Exercise instructions: Could you repeat the records below exactly, leaving out any pictures?

(Records from a collection of figures)
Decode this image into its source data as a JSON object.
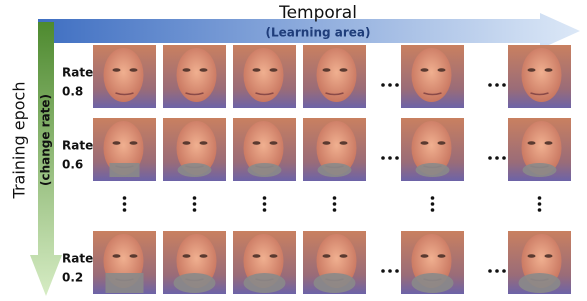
{
  "header": {
    "title": "Temporal",
    "subtitle": "(Learning area)"
  },
  "side": {
    "title": "Training epoch",
    "subtitle": "(change rate)"
  },
  "rows": [
    {
      "label": "Rate",
      "value": 0.8
    },
    {
      "label": "Rate",
      "value": 0.6
    },
    {
      "label": "Rate",
      "value": 0.2
    }
  ]
}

Final result:
Decode this image into its source data as a JSON object.
{
  "header": {
    "title": "Temporal",
    "subtitle": "(Learning area)"
  },
  "side": {
    "title": "Training epoch",
    "subtitle": "(change rate)"
  },
  "rows": [
    {
      "label": "Rate",
      "value": 0.8
    },
    {
      "label": "Rate",
      "value": 0.6
    },
    {
      "label": "Rate",
      "value": 0.2
    }
  ]
}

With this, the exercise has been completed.